----- Stored data

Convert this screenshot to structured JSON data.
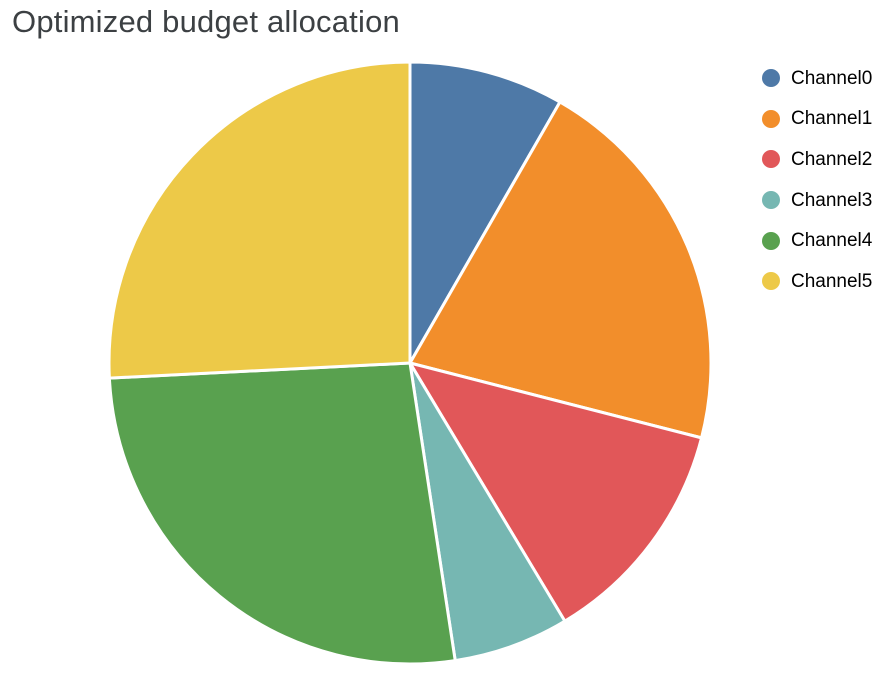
{
  "chart_data": {
    "type": "pie",
    "title": "Optimized budget allocation",
    "labels": [
      "Channel0",
      "Channel1",
      "Channel2",
      "Channel3",
      "Channel4",
      "Channel5"
    ],
    "values": [
      8.3,
      20.7,
      12.4,
      6.2,
      26.6,
      25.8
    ],
    "unit": "percent_of_total",
    "colors": [
      "#4e79a7",
      "#f28e2b",
      "#e15759",
      "#76b7b2",
      "#59a14f",
      "#edc948"
    ],
    "start_angle_deg": 0,
    "direction": "clockwise",
    "slice_border_color": "#ffffff",
    "legend_position": "right"
  }
}
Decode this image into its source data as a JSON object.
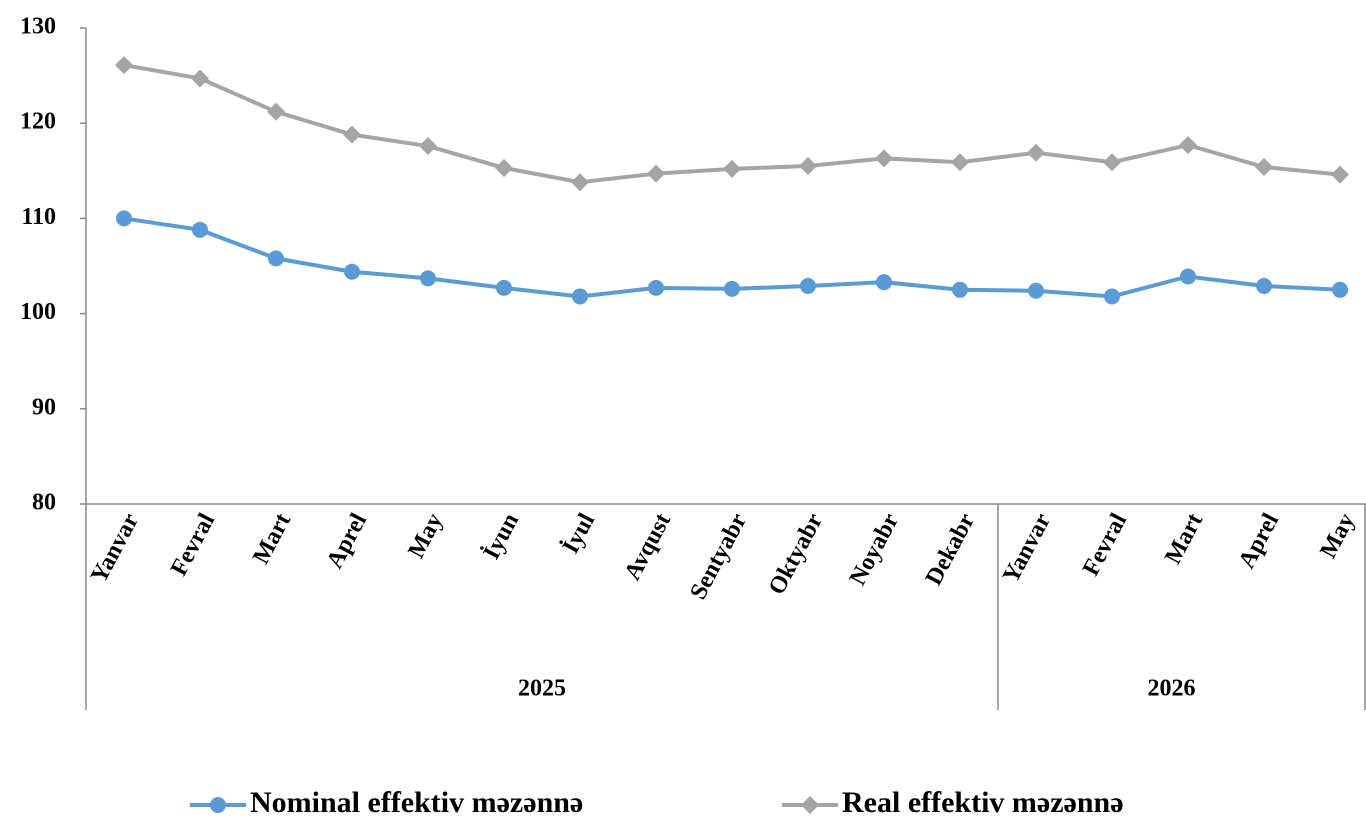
{
  "chart_data": {
    "type": "line",
    "categories": [
      "Yanvar",
      "Fevral",
      "Mart",
      "Aprel",
      "May",
      "İyun",
      "İyul",
      "Avqust",
      "Sentyabr",
      "Oktyabr",
      "Noyabr",
      "Dekabr",
      "Yanvar",
      "Fevral",
      "Mart",
      "Aprel",
      "May"
    ],
    "year_groups": [
      {
        "name": "2025",
        "size": 12
      },
      {
        "name": "2026",
        "size": 5
      }
    ],
    "series": [
      {
        "name": "Nominal effektiv məzənnə",
        "color": "#5b9bd5",
        "marker": "circle",
        "values": [
          110.0,
          108.8,
          105.8,
          104.4,
          103.7,
          102.7,
          101.8,
          102.7,
          102.6,
          102.9,
          103.3,
          102.5,
          102.4,
          101.8,
          103.9,
          102.9,
          102.5
        ]
      },
      {
        "name": "Real effektiv məzənnə",
        "color": "#a5a5a5",
        "marker": "diamond",
        "values": [
          126.1,
          124.7,
          121.2,
          118.8,
          117.6,
          115.3,
          113.8,
          114.7,
          115.2,
          115.5,
          116.3,
          115.9,
          116.9,
          115.9,
          117.7,
          115.4,
          114.6
        ]
      }
    ],
    "ylim": [
      80,
      130
    ],
    "yticks": [
      80,
      90,
      100,
      110,
      120,
      130
    ],
    "legend": "bottom"
  }
}
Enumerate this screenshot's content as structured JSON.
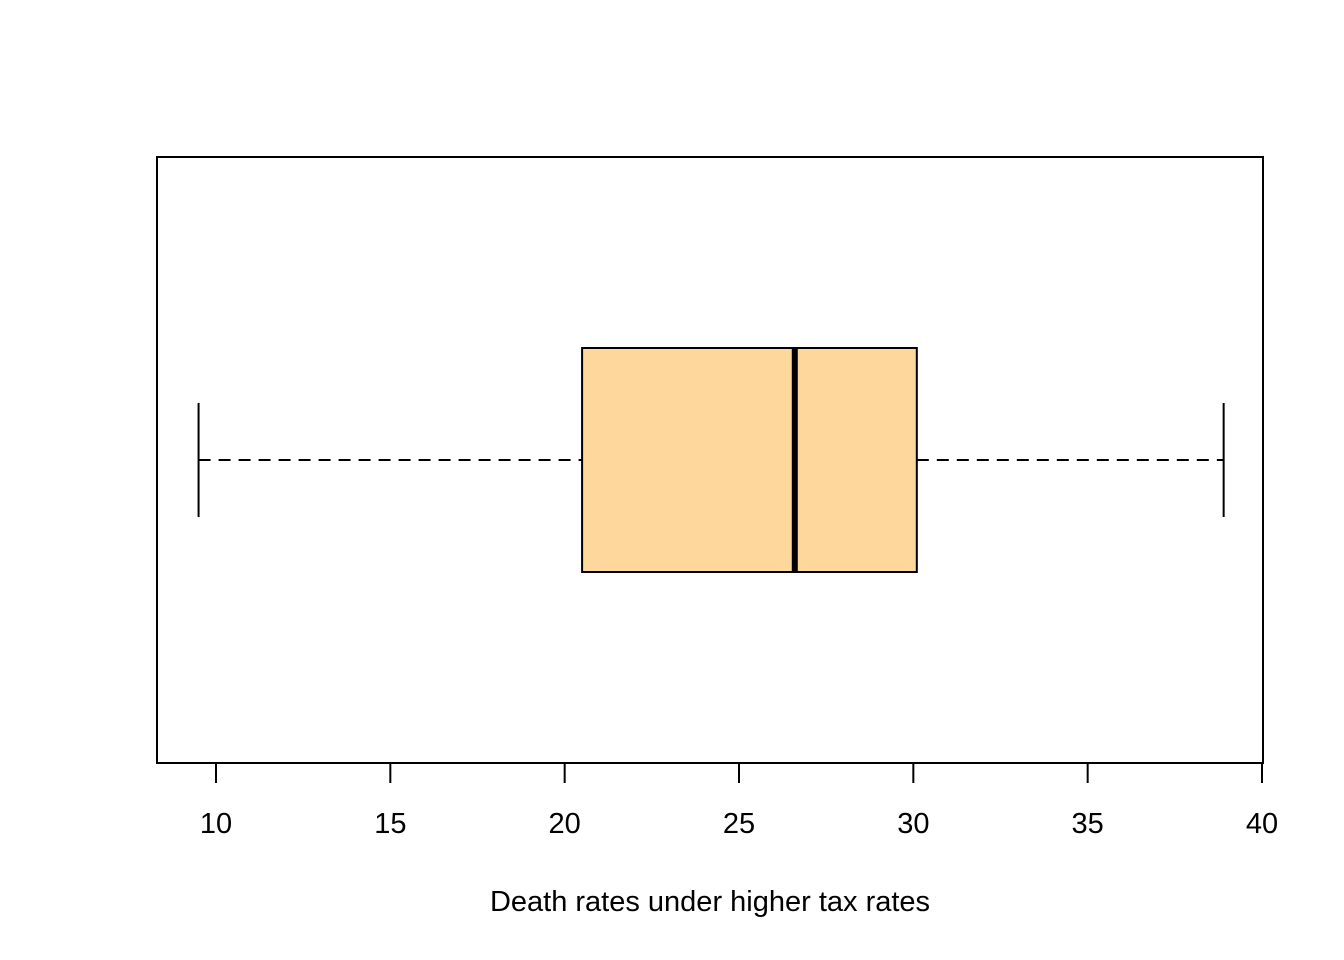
{
  "chart_data": {
    "type": "box",
    "orientation": "horizontal",
    "title": "",
    "xlabel": "Death rates under higher tax rates",
    "ylabel": "",
    "xlim": [
      8.3,
      40.0
    ],
    "xticks": [
      10,
      15,
      20,
      25,
      30,
      35,
      40
    ],
    "tick_labels": [
      "10",
      "15",
      "20",
      "25",
      "30",
      "35",
      "40"
    ],
    "grid": false,
    "legend": "none",
    "series": [
      {
        "min": 9.5,
        "q1": 20.5,
        "median": 26.6,
        "q3": 30.1,
        "max": 38.9
      }
    ],
    "colors": {
      "box_fill": "#FDD79B",
      "stroke": "#000000"
    }
  }
}
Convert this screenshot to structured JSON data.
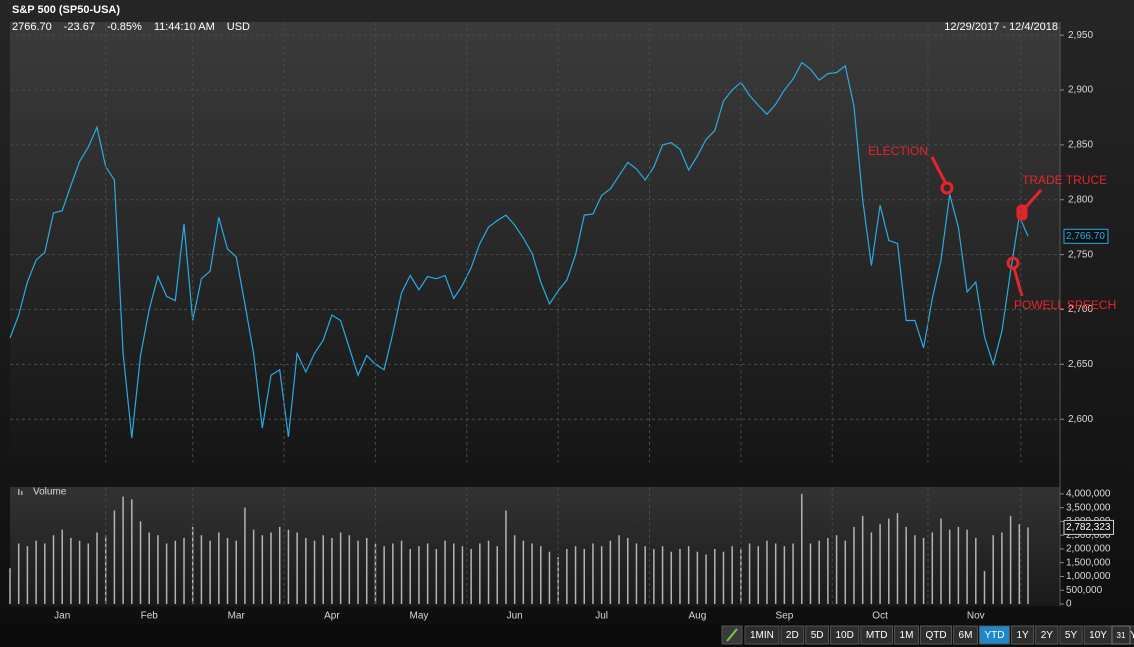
{
  "header": {
    "title": "S&P 500 (SP50-USA)",
    "quote": [
      "2766.70",
      "-23.67",
      "-0.85%",
      "11:44:10 AM",
      "USD"
    ],
    "range": "12/29/2017 - 12/4/2018"
  },
  "chart_data": [
    {
      "type": "line",
      "color": "#29abe2",
      "grid": true,
      "values": [
        2674,
        2695,
        2725,
        2745,
        2752,
        2788,
        2790,
        2813,
        2835,
        2848,
        2866,
        2830,
        2818,
        2660,
        2583,
        2658,
        2700,
        2730,
        2712,
        2708,
        2778,
        2690,
        2728,
        2735,
        2784,
        2755,
        2748,
        2705,
        2660,
        2592,
        2640,
        2645,
        2584,
        2660,
        2643,
        2660,
        2672,
        2695,
        2690,
        2665,
        2640,
        2658,
        2650,
        2645,
        2678,
        2715,
        2731,
        2718,
        2730,
        2728,
        2731,
        2710,
        2722,
        2738,
        2760,
        2775,
        2781,
        2786,
        2777,
        2765,
        2751,
        2725,
        2705,
        2717,
        2727,
        2750,
        2786,
        2787,
        2804,
        2810,
        2822,
        2834,
        2828,
        2818,
        2830,
        2850,
        2852,
        2846,
        2827,
        2840,
        2855,
        2863,
        2890,
        2900,
        2907,
        2895,
        2886,
        2878,
        2887,
        2900,
        2910,
        2925,
        2919,
        2909,
        2915,
        2916,
        2922,
        2885,
        2800,
        2740,
        2795,
        2763,
        2760,
        2690,
        2690,
        2665,
        2710,
        2745,
        2805,
        2775,
        2716,
        2725,
        2675,
        2650,
        2680,
        2735,
        2785,
        2766.7
      ],
      "value_labels": {
        "117": "2,766.70"
      },
      "ylim": [
        2561,
        2962
      ],
      "yticks": [
        {
          "value": 2600,
          "label": "2,600"
        },
        {
          "value": 2650,
          "label": "2,650"
        },
        {
          "value": 2700,
          "label": "2,700"
        },
        {
          "value": 2750,
          "label": "2,750"
        },
        {
          "value": 2800,
          "label": "2,800"
        },
        {
          "value": 2850,
          "label": "2,850"
        },
        {
          "value": 2900,
          "label": "2,900"
        },
        {
          "value": 2950,
          "label": "2,950"
        }
      ],
      "annotations": [
        {
          "text": "ELECTION",
          "color": "#e8242b"
        },
        {
          "text": "TRADE TRUCE",
          "color": "#e8242b"
        },
        {
          "text": "POWELL SPEECH",
          "color": "#e8242b"
        }
      ]
    },
    {
      "type": "bar",
      "title": "Volume",
      "color": "#b4b4b4",
      "categories": [
        null,
        null,
        null,
        null,
        null,
        null,
        "Jan",
        null,
        null,
        null,
        null,
        null,
        null,
        null,
        null,
        null,
        "Feb",
        null,
        null,
        null,
        null,
        null,
        null,
        null,
        null,
        null,
        "Mar",
        null,
        null,
        null,
        null,
        null,
        null,
        null,
        null,
        null,
        null,
        "Apr",
        null,
        null,
        null,
        null,
        null,
        null,
        null,
        null,
        null,
        "May",
        null,
        null,
        null,
        null,
        null,
        null,
        null,
        null,
        null,
        null,
        "Jun",
        null,
        null,
        null,
        null,
        null,
        null,
        null,
        null,
        null,
        "Jul",
        null,
        null,
        null,
        null,
        null,
        null,
        null,
        null,
        null,
        null,
        "Aug",
        null,
        null,
        null,
        null,
        null,
        null,
        null,
        null,
        null,
        "Sep",
        null,
        null,
        null,
        null,
        null,
        null,
        null,
        null,
        null,
        null,
        "Oct",
        null,
        null,
        null,
        null,
        null,
        null,
        null,
        null,
        null,
        null,
        "Nov",
        null,
        null,
        null,
        null,
        null,
        null
      ],
      "values": [
        1300000,
        2200000,
        2100000,
        2300000,
        2200000,
        2500000,
        2700000,
        2400000,
        2300000,
        2200000,
        2600000,
        2500000,
        3400000,
        3900000,
        3800000,
        3000000,
        2600000,
        2500000,
        2200000,
        2300000,
        2400000,
        2800000,
        2500000,
        2300000,
        2600000,
        2400000,
        2300000,
        3500000,
        2700000,
        2500000,
        2600000,
        2800000,
        2700000,
        2600000,
        2400000,
        2300000,
        2500000,
        2400000,
        2600000,
        2500000,
        2300000,
        2400000,
        2200000,
        2100000,
        2200000,
        2300000,
        2000000,
        2100000,
        2200000,
        2000000,
        2300000,
        2200000,
        2100000,
        2000000,
        2200000,
        2300000,
        2100000,
        3400000,
        2500000,
        2300000,
        2200000,
        2100000,
        1900000,
        1700000,
        2000000,
        2100000,
        2000000,
        2200000,
        2100000,
        2300000,
        2500000,
        2400000,
        2200000,
        2100000,
        2000000,
        2100000,
        1900000,
        2000000,
        2100000,
        1900000,
        1800000,
        2000000,
        1900000,
        2100000,
        2000000,
        2200000,
        2100000,
        2300000,
        2200000,
        2100000,
        2200000,
        4000000,
        2200000,
        2300000,
        2400000,
        2500000,
        2300000,
        2800000,
        3200000,
        2600000,
        2900000,
        3100000,
        3300000,
        2800000,
        2500000,
        2400000,
        2600000,
        3100000,
        2700000,
        2800000,
        2700000,
        2400000,
        1200000,
        2500000,
        2600000,
        3200000,
        2900000,
        2782323
      ],
      "value_labels": {
        "117": "2,782,323"
      },
      "ylim": [
        0,
        4250000
      ],
      "yticks": [
        0,
        {
          "value": 500000,
          "label": "500,000"
        },
        {
          "value": 1000000,
          "label": "1,000,000"
        },
        {
          "value": 1500000,
          "label": "1,500,000"
        },
        {
          "value": 2000000,
          "label": "2,000,000"
        },
        {
          "value": 2500000,
          "label": "2,500,000"
        },
        {
          "value": 3000000,
          "label": "3,000,000"
        },
        {
          "value": 3500000,
          "label": "3,500,000"
        },
        {
          "value": 4000000,
          "label": "4,000,000"
        }
      ]
    }
  ],
  "toolbar": {
    "buttons": [
      "1MIN",
      "2D",
      "5D",
      "10D",
      "MTD",
      "1M",
      "QTD",
      "6M",
      "YTD",
      "1Y",
      "2Y",
      "5Y",
      "10Y",
      "20Y"
    ],
    "selected_index": 8,
    "calendar": "31"
  }
}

----------

Task directions: Using the material above, copy every line in which the string "this" occurs.

Answer to the problem:
Convert this screenshot to structured JSON data.
Decode this image into its source data as a JSON object.
Enumerate this screenshot's content as structured JSON.
Convert this screenshot to structured JSON data.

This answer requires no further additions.